▸ **Required work**:
Return the listing below line for line with no changes, omitting the pictures.

▸ **Exercise materials**:
####################

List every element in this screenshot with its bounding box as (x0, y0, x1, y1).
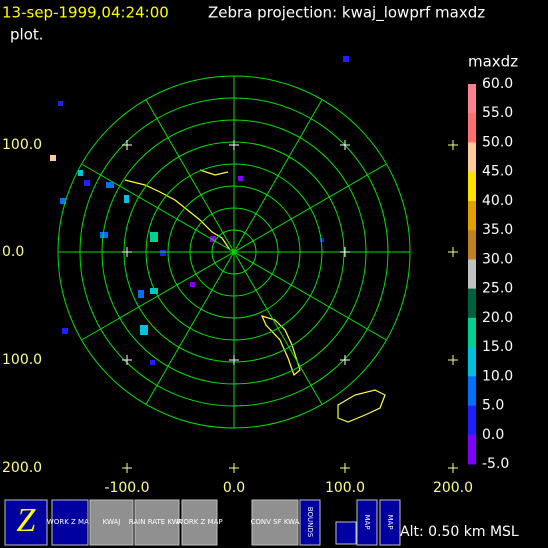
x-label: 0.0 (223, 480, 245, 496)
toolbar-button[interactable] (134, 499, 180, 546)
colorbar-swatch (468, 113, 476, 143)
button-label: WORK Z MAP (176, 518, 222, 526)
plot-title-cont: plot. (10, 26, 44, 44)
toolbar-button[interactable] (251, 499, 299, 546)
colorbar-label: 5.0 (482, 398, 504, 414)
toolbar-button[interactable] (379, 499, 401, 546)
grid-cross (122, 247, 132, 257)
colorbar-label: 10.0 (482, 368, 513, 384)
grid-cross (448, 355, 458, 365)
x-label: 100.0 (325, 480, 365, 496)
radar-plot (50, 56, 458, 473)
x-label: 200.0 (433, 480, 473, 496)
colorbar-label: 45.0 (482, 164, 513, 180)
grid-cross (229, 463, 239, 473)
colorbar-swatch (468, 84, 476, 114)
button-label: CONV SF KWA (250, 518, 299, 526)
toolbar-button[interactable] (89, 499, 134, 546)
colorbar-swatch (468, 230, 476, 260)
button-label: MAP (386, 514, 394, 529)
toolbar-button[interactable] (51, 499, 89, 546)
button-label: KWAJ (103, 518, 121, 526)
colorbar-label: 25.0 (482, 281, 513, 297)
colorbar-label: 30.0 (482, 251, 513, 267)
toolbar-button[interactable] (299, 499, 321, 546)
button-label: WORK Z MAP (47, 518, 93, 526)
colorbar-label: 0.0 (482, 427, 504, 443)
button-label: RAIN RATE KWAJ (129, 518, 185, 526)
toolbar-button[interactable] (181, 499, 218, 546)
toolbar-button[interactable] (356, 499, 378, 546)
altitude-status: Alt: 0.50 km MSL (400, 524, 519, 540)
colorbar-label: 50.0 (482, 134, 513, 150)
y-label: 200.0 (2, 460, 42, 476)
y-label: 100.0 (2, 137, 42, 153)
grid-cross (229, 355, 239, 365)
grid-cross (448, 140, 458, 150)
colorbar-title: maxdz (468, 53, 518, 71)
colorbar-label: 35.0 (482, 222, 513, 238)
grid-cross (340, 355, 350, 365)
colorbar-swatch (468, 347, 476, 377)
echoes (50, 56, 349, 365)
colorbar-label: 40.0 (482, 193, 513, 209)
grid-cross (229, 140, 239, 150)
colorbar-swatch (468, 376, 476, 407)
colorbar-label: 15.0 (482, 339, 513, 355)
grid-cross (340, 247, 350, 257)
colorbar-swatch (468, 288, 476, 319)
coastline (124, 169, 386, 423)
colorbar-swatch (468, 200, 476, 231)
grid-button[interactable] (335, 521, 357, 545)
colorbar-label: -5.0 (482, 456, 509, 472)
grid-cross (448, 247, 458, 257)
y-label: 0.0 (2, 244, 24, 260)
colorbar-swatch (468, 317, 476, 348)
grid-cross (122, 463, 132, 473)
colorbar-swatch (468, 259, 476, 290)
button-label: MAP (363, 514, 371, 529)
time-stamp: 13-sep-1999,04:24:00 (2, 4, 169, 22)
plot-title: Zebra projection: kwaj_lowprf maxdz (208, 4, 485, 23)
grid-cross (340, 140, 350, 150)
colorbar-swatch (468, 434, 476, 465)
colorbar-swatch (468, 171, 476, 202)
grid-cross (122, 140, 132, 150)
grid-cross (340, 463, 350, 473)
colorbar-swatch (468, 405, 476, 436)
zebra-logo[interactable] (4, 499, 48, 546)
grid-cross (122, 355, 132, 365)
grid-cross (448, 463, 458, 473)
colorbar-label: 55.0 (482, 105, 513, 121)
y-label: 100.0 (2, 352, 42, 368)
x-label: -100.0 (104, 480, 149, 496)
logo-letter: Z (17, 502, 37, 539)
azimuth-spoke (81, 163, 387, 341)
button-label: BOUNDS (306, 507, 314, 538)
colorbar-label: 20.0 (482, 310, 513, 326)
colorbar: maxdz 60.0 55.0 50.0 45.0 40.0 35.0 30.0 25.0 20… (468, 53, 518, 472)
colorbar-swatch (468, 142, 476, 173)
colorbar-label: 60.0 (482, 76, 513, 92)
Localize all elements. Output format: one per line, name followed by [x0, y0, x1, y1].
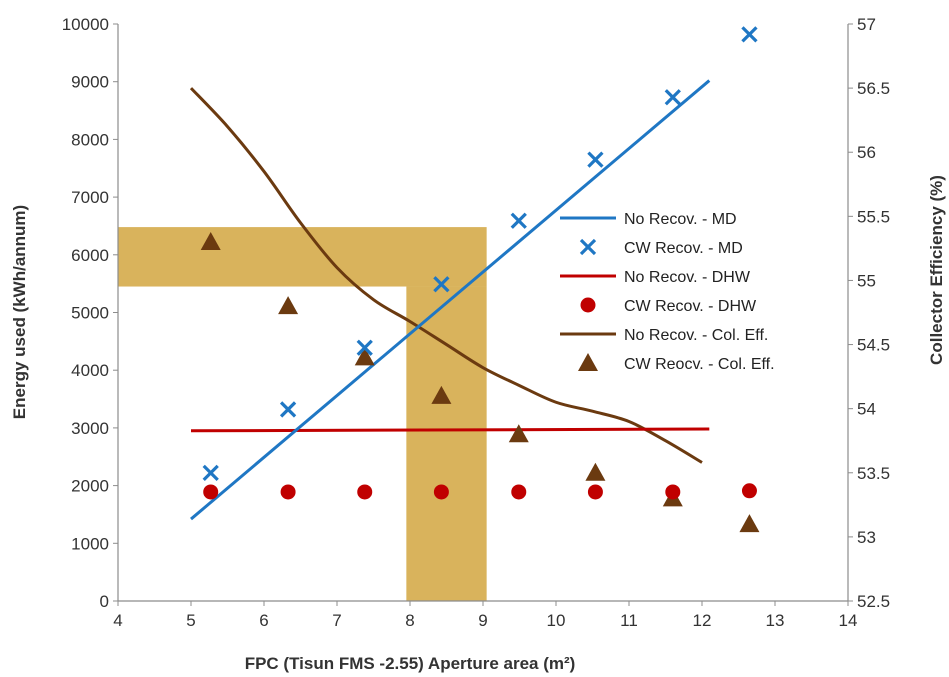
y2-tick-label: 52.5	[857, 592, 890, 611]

####################

▸ **Solution to this task**:
List every element in this screenshot with its bounding box as (x0, y0, x1, y1).
x-label: 0.0 (223, 480, 245, 496)
toolbar-button[interactable] (134, 499, 180, 546)
colorbar-swatch (468, 113, 476, 143)
button-label: WORK Z MAP (176, 518, 222, 526)
plot-title-cont: plot. (10, 26, 44, 44)
toolbar-button[interactable] (251, 499, 299, 546)
colorbar-label: 5.0 (482, 398, 504, 414)
toolbar-button[interactable] (379, 499, 401, 546)
grid-cross (122, 247, 132, 257)
colorbar-label: 10.0 (482, 368, 513, 384)
grid-cross (448, 355, 458, 365)
x-label: 100.0 (325, 480, 365, 496)
radar-plot (50, 56, 458, 473)
x-label: 200.0 (433, 480, 473, 496)
colorbar-label: 45.0 (482, 164, 513, 180)
grid-cross (229, 463, 239, 473)
colorbar-swatch (468, 84, 476, 114)
button-label: CONV SF KWA (250, 518, 299, 526)
toolbar-button[interactable] (89, 499, 134, 546)
colorbar-swatch (468, 230, 476, 260)
button-label: MAP (386, 514, 394, 529)
toolbar-button[interactable] (51, 499, 89, 546)
button-label: KWAJ (103, 518, 121, 526)
colorbar-label: 25.0 (482, 281, 513, 297)
colorbar-label: 30.0 (482, 251, 513, 267)
toolbar-button[interactable] (299, 499, 321, 546)
button-label: WORK Z MAP (47, 518, 93, 526)
colorbar-label: 0.0 (482, 427, 504, 443)
button-label: RAIN RATE KWAJ (129, 518, 185, 526)
toolbar-button[interactable] (181, 499, 218, 546)
toolbar-button[interactable] (356, 499, 378, 546)
altitude-status: Alt: 0.50 km MSL (400, 524, 519, 540)
colorbar-label: 50.0 (482, 134, 513, 150)
y-label: 200.0 (2, 460, 42, 476)
y-label: 100.0 (2, 137, 42, 153)
grid-cross (229, 355, 239, 365)
grid-cross (448, 140, 458, 150)
colorbar-title: maxdz (468, 53, 518, 71)
colorbar-label: 35.0 (482, 222, 513, 238)
grid-cross (340, 355, 350, 365)
colorbar-swatch (468, 347, 476, 377)
echoes (50, 56, 349, 365)
colorbar-label: 40.0 (482, 193, 513, 209)
grid-cross (229, 140, 239, 150)
colorbar-swatch (468, 376, 476, 407)
colorbar-label: 15.0 (482, 339, 513, 355)
grid-cross (340, 247, 350, 257)
colorbar-swatch (468, 288, 476, 319)
coastline (124, 169, 386, 423)
colorbar-swatch (468, 200, 476, 231)
grid-button[interactable] (335, 521, 357, 545)
colorbar-label: -5.0 (482, 456, 509, 472)
grid-cross (448, 247, 458, 257)
y-label: 0.0 (2, 244, 24, 260)
colorbar-swatch (468, 317, 476, 348)
grid-cross (122, 463, 132, 473)
colorbar-swatch (468, 259, 476, 290)
button-label: MAP (363, 514, 371, 529)
time-stamp: 13-sep-1999,04:24:00 (2, 4, 169, 22)
plot-title: Zebra projection: kwaj_lowprf maxdz (208, 4, 485, 23)
grid-cross (340, 140, 350, 150)
colorbar-swatch (468, 434, 476, 465)
colorbar-swatch (468, 171, 476, 202)
grid-cross (122, 140, 132, 150)
grid-cross (340, 463, 350, 473)
colorbar-swatch (468, 405, 476, 436)
zebra-logo[interactable] (4, 499, 48, 546)
grid-cross (122, 355, 132, 365)
grid-cross (448, 463, 458, 473)
colorbar-label: 55.0 (482, 105, 513, 121)
y-label: 100.0 (2, 352, 42, 368)
x-label: -100.0 (104, 480, 149, 496)
logo-letter: Z (17, 502, 37, 539)
azimuth-spoke (81, 163, 387, 341)
button-label: BOUNDS (306, 507, 314, 538)
colorbar-label: 20.0 (482, 310, 513, 326)
colorbar: maxdz 60.0 55.0 50.0 45.0 40.0 35.0 30.0 25.0 20… (468, 53, 518, 472)
colorbar-swatch (468, 142, 476, 173)
colorbar-label: 60.0 (482, 76, 513, 92)
Localize all elements. Output format: one per line, name followed by [x0, y0, x1, y1].
y2-tick-label: 52.5	[857, 592, 890, 611]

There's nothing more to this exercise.